*SOURCE DOCUMENT*
Read what a few of my editors say about The Kopaz Series…I believe you will find it of value.
Jeannie’s Golden Key
Jeannie’s Golden Key is a lively adventure novel, half urban fantasy, half love story. Set in Wyoming in the late 1950s, the story follows three poor, coal-town teenagers as they look for treasure in the desert—at first, half in fun, and later, as events unfold, in deadly earnest. In a sense, all teenagers are on a quest, solving the riddles of who they are and what their purpose is in life. In that sense, Jeannie’s Golden Key is a perfect young-adult story in that it melds a concrete search for answers with a teenager’s more metaphorical search.
The richness of the setting sets Jeannie’s Golden Key apart from other books in this genre. It is an unusual one—a coal camp in the Wyoming desert—and your familiarity with that setting translates into a depth of detail that brings the specific place and time to life, inviting readers to experience a world they might not otherwise have any insight into.

*SUPPLIED DATA*
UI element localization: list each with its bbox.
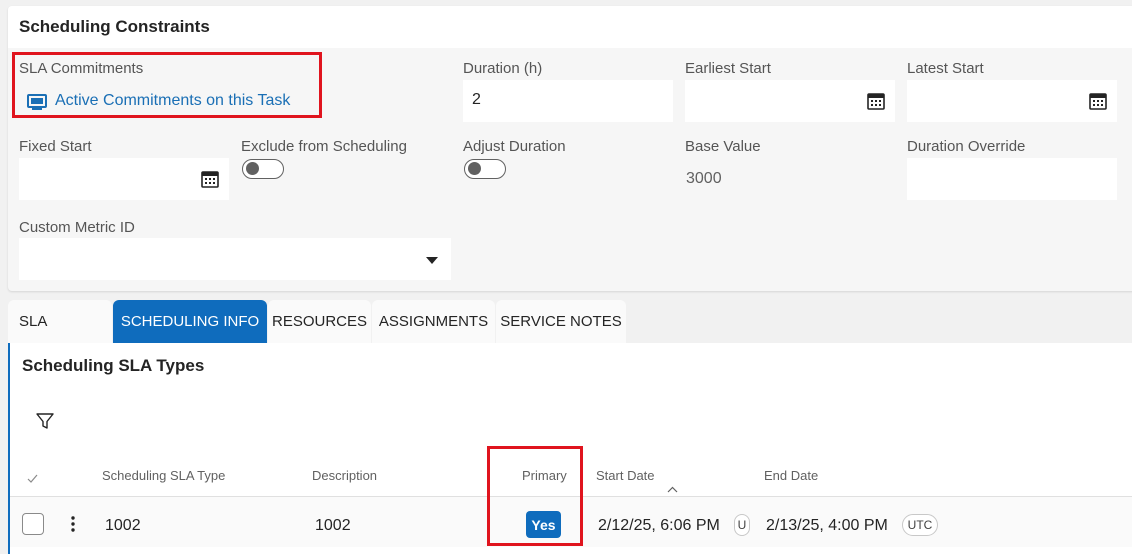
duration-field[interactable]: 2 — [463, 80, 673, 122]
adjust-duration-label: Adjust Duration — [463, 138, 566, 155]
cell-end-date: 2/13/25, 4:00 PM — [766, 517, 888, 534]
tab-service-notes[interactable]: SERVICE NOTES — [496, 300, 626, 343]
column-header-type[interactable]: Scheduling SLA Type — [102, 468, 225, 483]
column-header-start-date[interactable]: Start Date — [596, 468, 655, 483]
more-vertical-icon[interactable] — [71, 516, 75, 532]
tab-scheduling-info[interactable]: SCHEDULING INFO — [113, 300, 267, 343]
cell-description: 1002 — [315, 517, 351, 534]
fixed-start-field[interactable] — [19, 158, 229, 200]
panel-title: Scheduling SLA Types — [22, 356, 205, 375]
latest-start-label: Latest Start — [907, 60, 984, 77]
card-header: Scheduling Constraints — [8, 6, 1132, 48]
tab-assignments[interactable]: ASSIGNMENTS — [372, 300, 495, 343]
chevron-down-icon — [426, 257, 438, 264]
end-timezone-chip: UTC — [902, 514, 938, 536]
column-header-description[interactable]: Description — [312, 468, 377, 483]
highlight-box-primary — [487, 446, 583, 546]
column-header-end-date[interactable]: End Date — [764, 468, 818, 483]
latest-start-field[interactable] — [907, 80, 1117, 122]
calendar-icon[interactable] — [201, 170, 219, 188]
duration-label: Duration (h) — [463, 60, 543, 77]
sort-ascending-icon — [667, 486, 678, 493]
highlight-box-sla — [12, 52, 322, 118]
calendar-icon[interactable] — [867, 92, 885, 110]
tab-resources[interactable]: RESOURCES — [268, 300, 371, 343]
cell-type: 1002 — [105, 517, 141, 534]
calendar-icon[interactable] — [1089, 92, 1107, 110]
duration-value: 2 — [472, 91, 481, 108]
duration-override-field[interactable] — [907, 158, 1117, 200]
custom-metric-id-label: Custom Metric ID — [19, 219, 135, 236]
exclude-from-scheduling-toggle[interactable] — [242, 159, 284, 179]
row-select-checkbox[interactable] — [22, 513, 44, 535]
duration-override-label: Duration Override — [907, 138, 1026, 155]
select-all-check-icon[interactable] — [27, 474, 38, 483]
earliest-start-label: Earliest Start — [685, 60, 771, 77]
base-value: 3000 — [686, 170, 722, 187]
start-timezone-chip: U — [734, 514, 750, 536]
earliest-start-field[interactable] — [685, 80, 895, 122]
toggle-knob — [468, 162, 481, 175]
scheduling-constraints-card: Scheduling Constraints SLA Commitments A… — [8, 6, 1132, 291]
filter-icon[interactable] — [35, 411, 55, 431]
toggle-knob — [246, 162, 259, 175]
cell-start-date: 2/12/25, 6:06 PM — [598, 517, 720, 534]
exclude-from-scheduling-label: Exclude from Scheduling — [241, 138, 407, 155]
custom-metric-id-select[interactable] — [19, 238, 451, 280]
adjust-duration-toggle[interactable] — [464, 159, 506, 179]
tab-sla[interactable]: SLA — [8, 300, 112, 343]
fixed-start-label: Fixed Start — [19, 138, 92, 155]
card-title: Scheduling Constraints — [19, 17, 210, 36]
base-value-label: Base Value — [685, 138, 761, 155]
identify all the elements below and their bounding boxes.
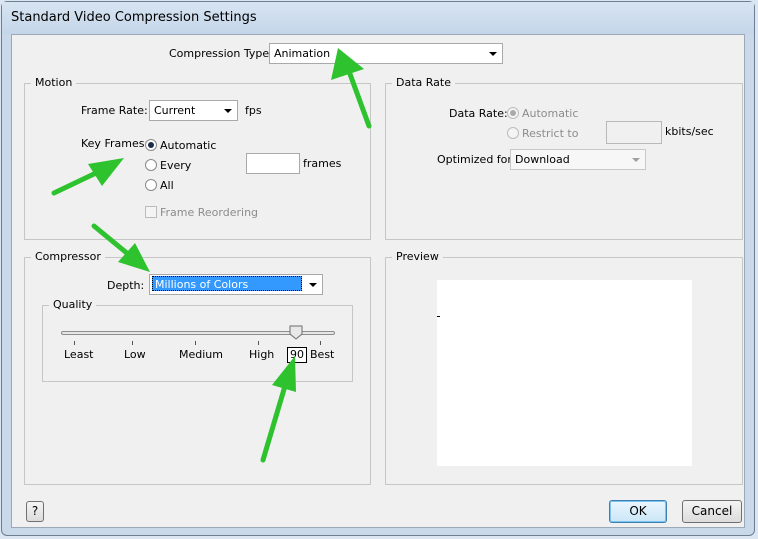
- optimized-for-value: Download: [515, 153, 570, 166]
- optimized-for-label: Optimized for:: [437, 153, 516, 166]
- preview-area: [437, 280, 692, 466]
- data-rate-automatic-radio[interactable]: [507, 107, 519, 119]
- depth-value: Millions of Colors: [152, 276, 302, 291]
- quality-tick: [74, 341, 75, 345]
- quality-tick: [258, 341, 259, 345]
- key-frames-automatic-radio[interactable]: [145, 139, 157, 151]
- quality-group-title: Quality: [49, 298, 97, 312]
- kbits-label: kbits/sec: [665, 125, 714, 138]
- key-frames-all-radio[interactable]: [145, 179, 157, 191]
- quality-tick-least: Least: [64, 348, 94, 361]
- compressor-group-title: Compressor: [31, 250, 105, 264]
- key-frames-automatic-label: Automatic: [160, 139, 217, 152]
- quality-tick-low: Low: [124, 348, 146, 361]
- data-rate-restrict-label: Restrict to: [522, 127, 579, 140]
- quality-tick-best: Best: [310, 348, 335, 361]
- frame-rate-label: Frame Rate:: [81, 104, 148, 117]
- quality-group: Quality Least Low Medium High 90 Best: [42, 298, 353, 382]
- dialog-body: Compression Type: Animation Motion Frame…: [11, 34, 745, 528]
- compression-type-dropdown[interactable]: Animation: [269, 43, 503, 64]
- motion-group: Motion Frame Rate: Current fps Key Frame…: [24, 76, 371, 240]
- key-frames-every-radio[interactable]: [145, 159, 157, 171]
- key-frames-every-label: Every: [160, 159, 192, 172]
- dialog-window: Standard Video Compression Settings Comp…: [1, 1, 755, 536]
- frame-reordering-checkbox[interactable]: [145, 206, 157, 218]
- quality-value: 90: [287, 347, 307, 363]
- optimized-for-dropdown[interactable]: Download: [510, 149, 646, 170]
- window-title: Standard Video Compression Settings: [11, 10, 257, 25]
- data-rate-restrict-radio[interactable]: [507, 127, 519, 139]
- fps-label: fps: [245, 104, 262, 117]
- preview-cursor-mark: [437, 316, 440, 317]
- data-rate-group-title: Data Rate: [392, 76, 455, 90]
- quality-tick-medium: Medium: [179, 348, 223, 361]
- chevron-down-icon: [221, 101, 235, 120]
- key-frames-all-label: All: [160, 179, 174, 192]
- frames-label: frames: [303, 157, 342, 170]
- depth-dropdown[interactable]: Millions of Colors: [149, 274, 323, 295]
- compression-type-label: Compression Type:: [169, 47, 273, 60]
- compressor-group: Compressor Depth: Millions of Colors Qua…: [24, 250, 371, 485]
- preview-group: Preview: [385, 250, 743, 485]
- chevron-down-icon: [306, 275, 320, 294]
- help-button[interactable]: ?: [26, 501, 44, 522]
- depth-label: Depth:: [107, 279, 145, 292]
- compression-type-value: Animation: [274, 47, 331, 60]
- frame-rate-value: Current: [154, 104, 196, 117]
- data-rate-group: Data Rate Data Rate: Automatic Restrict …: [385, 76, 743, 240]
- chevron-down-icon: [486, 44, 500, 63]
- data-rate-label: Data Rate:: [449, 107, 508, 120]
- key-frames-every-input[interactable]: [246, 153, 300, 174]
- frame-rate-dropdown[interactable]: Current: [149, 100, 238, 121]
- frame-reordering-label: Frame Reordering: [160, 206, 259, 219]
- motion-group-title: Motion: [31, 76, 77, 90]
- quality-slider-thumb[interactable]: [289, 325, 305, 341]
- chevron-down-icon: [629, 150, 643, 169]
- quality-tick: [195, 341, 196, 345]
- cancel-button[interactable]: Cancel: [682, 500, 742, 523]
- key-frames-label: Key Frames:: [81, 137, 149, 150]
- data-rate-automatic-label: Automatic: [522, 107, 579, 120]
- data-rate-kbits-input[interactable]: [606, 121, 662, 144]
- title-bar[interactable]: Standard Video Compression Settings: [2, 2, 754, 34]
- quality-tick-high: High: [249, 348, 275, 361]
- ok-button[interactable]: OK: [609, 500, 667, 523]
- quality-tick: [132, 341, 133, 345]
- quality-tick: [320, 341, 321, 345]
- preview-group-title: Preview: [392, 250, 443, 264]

*YOUR TASK*
Answer these questions from the editors' comments on Jeannie's Golden Key:
(a) In what state and time period is the novel set?
(b) How many teenagers does the story follow?
(c) What sets the book apart from others in its genre?

*TASK ANSWER*
(a) Wyoming, in the late 1950s.
(b) Three.
(c) The richness of its setting.